• Required task: Any picture among the records should be left out, please; retype the rest exactly.

── Material

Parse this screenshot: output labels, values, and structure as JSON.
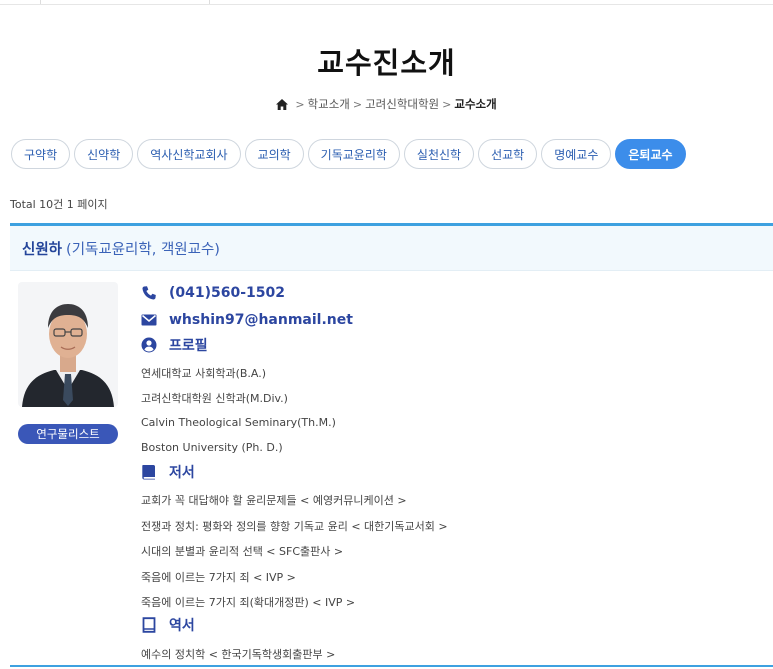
{
  "page": {
    "title": "교수진소개"
  },
  "breadcrumb": {
    "items": [
      "학교소개",
      "고려신학대학원"
    ],
    "current": "교수소개"
  },
  "tabs": [
    {
      "label": "구약학",
      "active": false
    },
    {
      "label": "신약학",
      "active": false
    },
    {
      "label": "역사신학교회사",
      "active": false
    },
    {
      "label": "교의학",
      "active": false
    },
    {
      "label": "기독교윤리학",
      "active": false
    },
    {
      "label": "실천신학",
      "active": false
    },
    {
      "label": "선교학",
      "active": false
    },
    {
      "label": "명예교수",
      "active": false
    },
    {
      "label": "은퇴교수",
      "active": true
    }
  ],
  "total_text": "Total 10건 1 페이지",
  "professor": {
    "name": "신원하",
    "role": "(기독교윤리학, 객원교수)",
    "research_button": "연구물리스트",
    "phone": "(041)560-1502",
    "email": "whshin97@hanmail.net",
    "profile_heading": "프로필",
    "profile": [
      "연세대학교 사회학과(B.A.)",
      "고려신학대학원 신학과(M.Div.)",
      "Calvin Theological Seminary(Th.M.)",
      "Boston University (Ph. D.)"
    ],
    "books_heading": "저서",
    "books": [
      "교회가 꼭 대답해야 할 윤리문제들 < 예영커뮤니케이션 >",
      "전쟁과 정치: 평화와 정의를 향항 기독교 윤리 < 대한기독교서회 >",
      "시대의 분별과 윤리적 선택 < SFC출판사 >",
      "죽음에 이르는 7가지 죄 < IVP >",
      "죽음에 이르는 7가지 죄(확대개정판) < IVP >"
    ],
    "translations_heading": "역서",
    "translations": [
      "예수의 정치학 < 한국기독학생회출판부 >"
    ]
  },
  "icons": {
    "home": "home-icon",
    "phone": "phone-icon",
    "email": "envelope-icon",
    "profile": "user-circle-icon",
    "books": "book-icon",
    "translations": "open-book-icon"
  },
  "colors": {
    "accent": "#3c8dea",
    "heading_blue": "#2c46a0",
    "card_border": "#3da1e0",
    "button": "#3a57b8"
  }
}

────

• Exercise output:
Parse this screenshot: output labels, values, and structure as JSON.
{
  "page": {
    "title": "교수진소개"
  },
  "breadcrumb": {
    "items": [
      "학교소개",
      "고려신학대학원"
    ],
    "current": "교수소개"
  },
  "tabs": [
    {
      "label": "구약학",
      "active": false
    },
    {
      "label": "신약학",
      "active": false
    },
    {
      "label": "역사신학교회사",
      "active": false
    },
    {
      "label": "교의학",
      "active": false
    },
    {
      "label": "기독교윤리학",
      "active": false
    },
    {
      "label": "실천신학",
      "active": false
    },
    {
      "label": "선교학",
      "active": false
    },
    {
      "label": "명예교수",
      "active": false
    },
    {
      "label": "은퇴교수",
      "active": true
    }
  ],
  "total_text": "Total 10건 1 페이지",
  "professor": {
    "name": "신원하",
    "role": "(기독교윤리학, 객원교수)",
    "research_button": "연구물리스트",
    "phone": "(041)560-1502",
    "email": "whshin97@hanmail.net",
    "profile_heading": "프로필",
    "profile": [
      "연세대학교 사회학과(B.A.)",
      "고려신학대학원 신학과(M.Div.)",
      "Calvin Theological Seminary(Th.M.)",
      "Boston University (Ph. D.)"
    ],
    "books_heading": "저서",
    "books": [
      "교회가 꼭 대답해야 할 윤리문제들 < 예영커뮤니케이션 >",
      "전쟁과 정치: 평화와 정의를 향항 기독교 윤리 < 대한기독교서회 >",
      "시대의 분별과 윤리적 선택 < SFC출판사 >",
      "죽음에 이르는 7가지 죄 < IVP >",
      "죽음에 이르는 7가지 죄(확대개정판) < IVP >"
    ],
    "translations_heading": "역서",
    "translations": [
      "예수의 정치학 < 한국기독학생회출판부 >"
    ]
  },
  "icons": {
    "home": "home-icon",
    "phone": "phone-icon",
    "email": "envelope-icon",
    "profile": "user-circle-icon",
    "books": "book-icon",
    "translations": "open-book-icon"
  },
  "colors": {
    "accent": "#3c8dea",
    "heading_blue": "#2c46a0",
    "card_border": "#3da1e0",
    "button": "#3a57b8"
  }
}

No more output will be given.